▶ **TASK GOAL**: Repeat every line of the listing below exactly, minus the pictures.

▶ **SOURCE DATA**:
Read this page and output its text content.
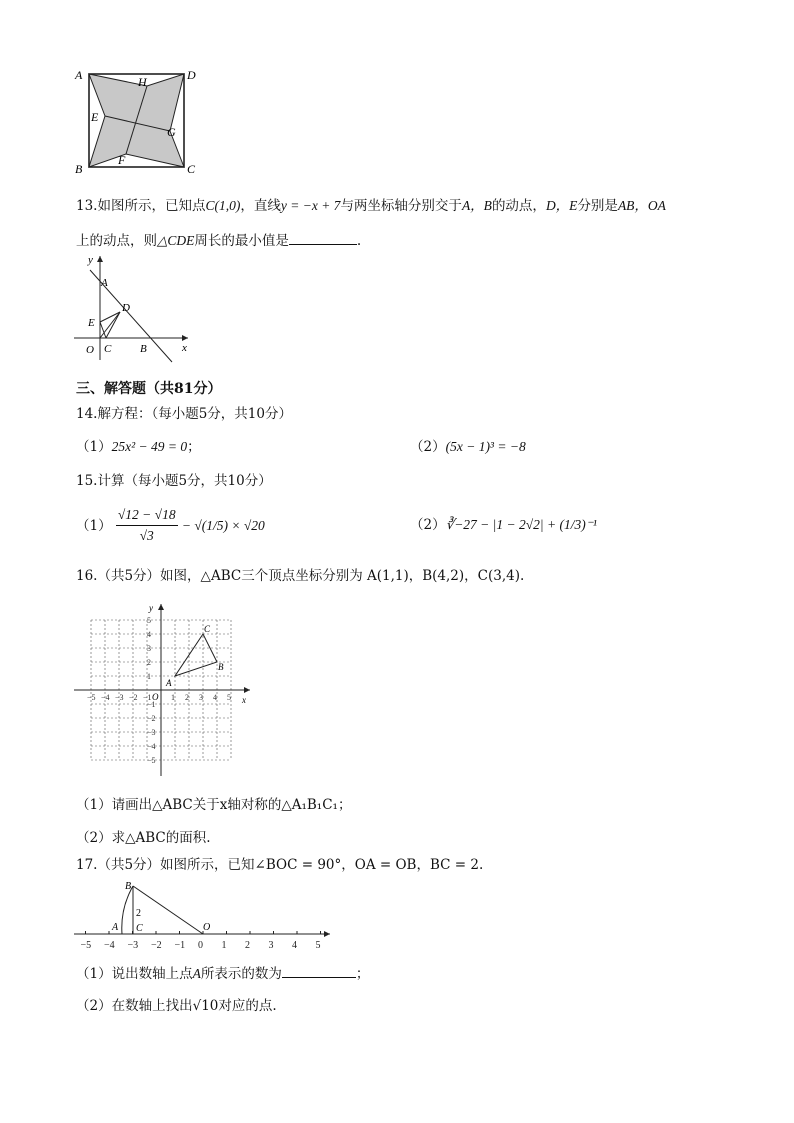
A	H	D
E
G
B
F
C
13.如图所示，已知点C(1,0)，直线y = −x + 7与两坐标轴分别交于A，B的动点，D，E分别是AB，OA
上的动点，则△CDE周长的最小值是	.
y
x
A
D
E
O C	B
三、解答题（共81分）
14.解方程：（每小题5分，共10分）
（1）25x² − 49 = 0；	（2）(5x − 1)³ = −8
15.计算（每小题5分，共10分）
$(1) \frac{√12 - √18}{√3} - √(1/5) \times √20$	（2）∛−27 − |1 − 2√2| + (1/3)⁻¹
16.（共5分）如图，△ABC三个顶点坐标分别为 A(1,1)，B(4,2)，C(3,4).
−5 −4 −3 −2 −1 1 2 3 4 5
5
4
3
2
1
−1
−2
−3
−4
−5
y
x
O
A
B
C
（1）请画出△ABC关于x轴对称的△A₁B₁C₁；
（2）求△ABC的面积.
17.（共5分）如图所示，已知∠BOC = 90°，OA = OB，BC = 2.
−5 −4 −3 −2 −1 0 1 2 3 4 5
B
A C
2
O
（1）说出数轴上点A所表示的数为	；
（2）在数轴上找出√10对应的点.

▶ **FINAL RESULT**:
Read this page and output its text content.
A	H	D
E
G
B
F
C
13.如图所示，已知点C(1,0)，直线y = −x + 7与两坐标轴分别交于A，B的动点，D，E分别是AB，OA
上的动点，则△CDE周长的最小值是	.
y
x
A
D
E
O C	B
三、解答题（共81分）
14.解方程：（每小题5分，共10分）
（1）25x² − 49 = 0；	（2）(5x − 1)³ = −8
15.计算（每小题5分，共10分）
$(1) \frac{√12 - √18}{√3} - √(1/5) \times √20$	（2）∛−27 − |1 − 2√2| + (1/3)⁻¹
16.（共5分）如图，△ABC三个顶点坐标分别为 A(1,1)，B(4,2)，C(3,4).
−5 −4 −3 −2 −1 1 2 3 4 5
5
4
3
2
1
−1
−2
−3
−4
−5
y
x
O
A
B
C
（1）请画出△ABC关于x轴对称的△A₁B₁C₁；
（2）求△ABC的面积.
17.（共5分）如图所示，已知∠BOC = 90°，OA = OB，BC = 2.
−5 −4 −3 −2 −1 0 1 2 3 4 5
B
A C
2
O
（1）说出数轴上点A所表示的数为	；
（2）在数轴上找出√10对应的点.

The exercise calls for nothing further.